─── Provided information ───

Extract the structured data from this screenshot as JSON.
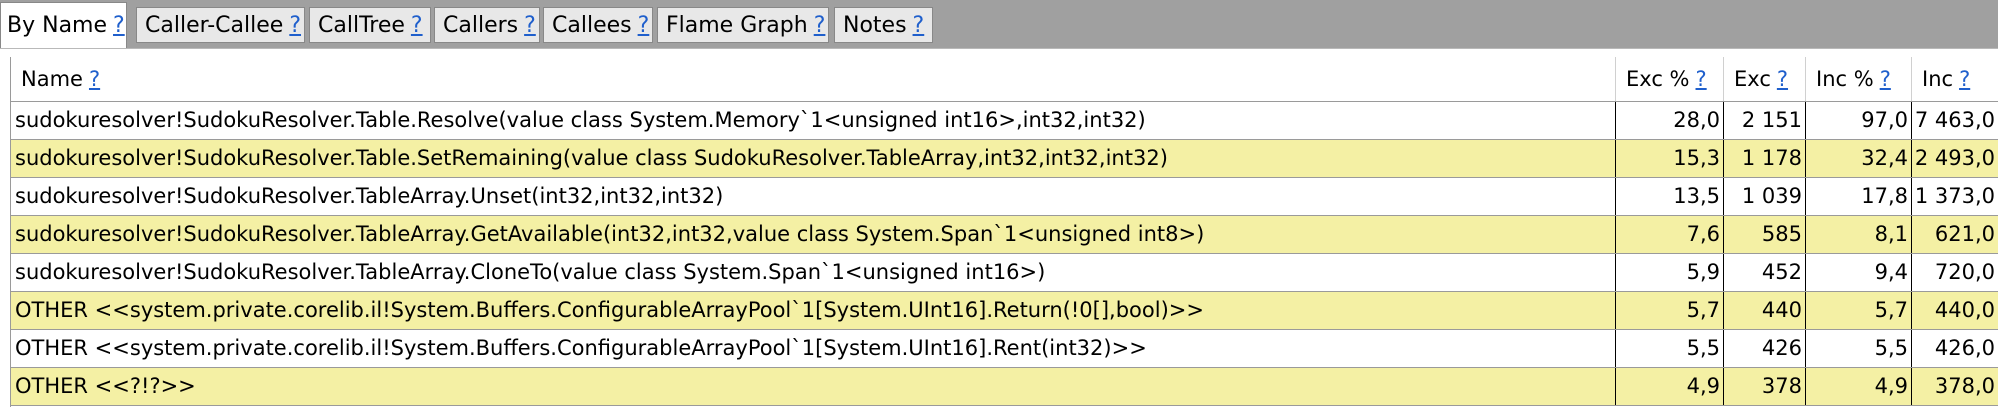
{
  "tabs": [
    {
      "label": "By Name",
      "help": "?",
      "active": true
    },
    {
      "label": "Caller-Callee",
      "help": "?"
    },
    {
      "label": "CallTree",
      "help": "?"
    },
    {
      "label": "Callers",
      "help": "?"
    },
    {
      "label": "Callees",
      "help": "?"
    },
    {
      "label": "Flame Graph",
      "help": "?"
    },
    {
      "label": "Notes",
      "help": "?"
    }
  ],
  "table": {
    "columns": [
      {
        "label": "Name",
        "help": "?"
      },
      {
        "label": "Exc %",
        "help": "?"
      },
      {
        "label": "Exc",
        "help": "?"
      },
      {
        "label": "Inc %",
        "help": "?"
      },
      {
        "label": "Inc",
        "help": "?"
      }
    ],
    "rows": [
      {
        "name": "sudokuresolver!SudokuResolver.Table.Resolve(value class System.Memory`1<unsigned int16>,int32,int32)",
        "exc_pct": "28,0",
        "exc": "2 151",
        "inc_pct": "97,0",
        "inc": "7 463,0"
      },
      {
        "name": "sudokuresolver!SudokuResolver.Table.SetRemaining(value class SudokuResolver.TableArray,int32,int32,int32)",
        "exc_pct": "15,3",
        "exc": "1 178",
        "inc_pct": "32,4",
        "inc": "2 493,0"
      },
      {
        "name": "sudokuresolver!SudokuResolver.TableArray.Unset(int32,int32,int32)",
        "exc_pct": "13,5",
        "exc": "1 039",
        "inc_pct": "17,8",
        "inc": "1 373,0"
      },
      {
        "name": "sudokuresolver!SudokuResolver.TableArray.GetAvailable(int32,int32,value class System.Span`1<unsigned int8>)",
        "exc_pct": "7,6",
        "exc": "585",
        "inc_pct": "8,1",
        "inc": "621,0"
      },
      {
        "name": "sudokuresolver!SudokuResolver.TableArray.CloneTo(value class System.Span`1<unsigned int16>)",
        "exc_pct": "5,9",
        "exc": "452",
        "inc_pct": "9,4",
        "inc": "720,0"
      },
      {
        "name": "OTHER <<system.private.corelib.il!System.Buffers.ConfigurableArrayPool`1[System.UInt16].Return(!0[],bool)>>",
        "exc_pct": "5,7",
        "exc": "440",
        "inc_pct": "5,7",
        "inc": "440,0"
      },
      {
        "name": "OTHER <<system.private.corelib.il!System.Buffers.ConfigurableArrayPool`1[System.UInt16].Rent(int32)>>",
        "exc_pct": "5,5",
        "exc": "426",
        "inc_pct": "5,5",
        "inc": "426,0"
      },
      {
        "name": "OTHER <<?!?>>",
        "exc_pct": "4,9",
        "exc": "378",
        "inc_pct": "4,9",
        "inc": "378,0"
      }
    ]
  },
  "colors": {
    "row_alt": "#f4f0a4",
    "help_link": "#1f5fcc",
    "tab_bar": "#a0a0a0"
  }
}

───

## Short task
Exactly reproduce each record, leaving out any pictures.

## Finished answer
Extract the structured data from this screenshot as JSON.
{
  "tabs": [
    {
      "label": "By Name",
      "help": "?",
      "active": true
    },
    {
      "label": "Caller-Callee",
      "help": "?"
    },
    {
      "label": "CallTree",
      "help": "?"
    },
    {
      "label": "Callers",
      "help": "?"
    },
    {
      "label": "Callees",
      "help": "?"
    },
    {
      "label": "Flame Graph",
      "help": "?"
    },
    {
      "label": "Notes",
      "help": "?"
    }
  ],
  "table": {
    "columns": [
      {
        "label": "Name",
        "help": "?"
      },
      {
        "label": "Exc %",
        "help": "?"
      },
      {
        "label": "Exc",
        "help": "?"
      },
      {
        "label": "Inc %",
        "help": "?"
      },
      {
        "label": "Inc",
        "help": "?"
      }
    ],
    "rows": [
      {
        "name": "sudokuresolver!SudokuResolver.Table.Resolve(value class System.Memory`1<unsigned int16>,int32,int32)",
        "exc_pct": "28,0",
        "exc": "2 151",
        "inc_pct": "97,0",
        "inc": "7 463,0"
      },
      {
        "name": "sudokuresolver!SudokuResolver.Table.SetRemaining(value class SudokuResolver.TableArray,int32,int32,int32)",
        "exc_pct": "15,3",
        "exc": "1 178",
        "inc_pct": "32,4",
        "inc": "2 493,0"
      },
      {
        "name": "sudokuresolver!SudokuResolver.TableArray.Unset(int32,int32,int32)",
        "exc_pct": "13,5",
        "exc": "1 039",
        "inc_pct": "17,8",
        "inc": "1 373,0"
      },
      {
        "name": "sudokuresolver!SudokuResolver.TableArray.GetAvailable(int32,int32,value class System.Span`1<unsigned int8>)",
        "exc_pct": "7,6",
        "exc": "585",
        "inc_pct": "8,1",
        "inc": "621,0"
      },
      {
        "name": "sudokuresolver!SudokuResolver.TableArray.CloneTo(value class System.Span`1<unsigned int16>)",
        "exc_pct": "5,9",
        "exc": "452",
        "inc_pct": "9,4",
        "inc": "720,0"
      },
      {
        "name": "OTHER <<system.private.corelib.il!System.Buffers.ConfigurableArrayPool`1[System.UInt16].Return(!0[],bool)>>",
        "exc_pct": "5,7",
        "exc": "440",
        "inc_pct": "5,7",
        "inc": "440,0"
      },
      {
        "name": "OTHER <<system.private.corelib.il!System.Buffers.ConfigurableArrayPool`1[System.UInt16].Rent(int32)>>",
        "exc_pct": "5,5",
        "exc": "426",
        "inc_pct": "5,5",
        "inc": "426,0"
      },
      {
        "name": "OTHER <<?!?>>",
        "exc_pct": "4,9",
        "exc": "378",
        "inc_pct": "4,9",
        "inc": "378,0"
      }
    ]
  },
  "colors": {
    "row_alt": "#f4f0a4",
    "help_link": "#1f5fcc",
    "tab_bar": "#a0a0a0"
  }
}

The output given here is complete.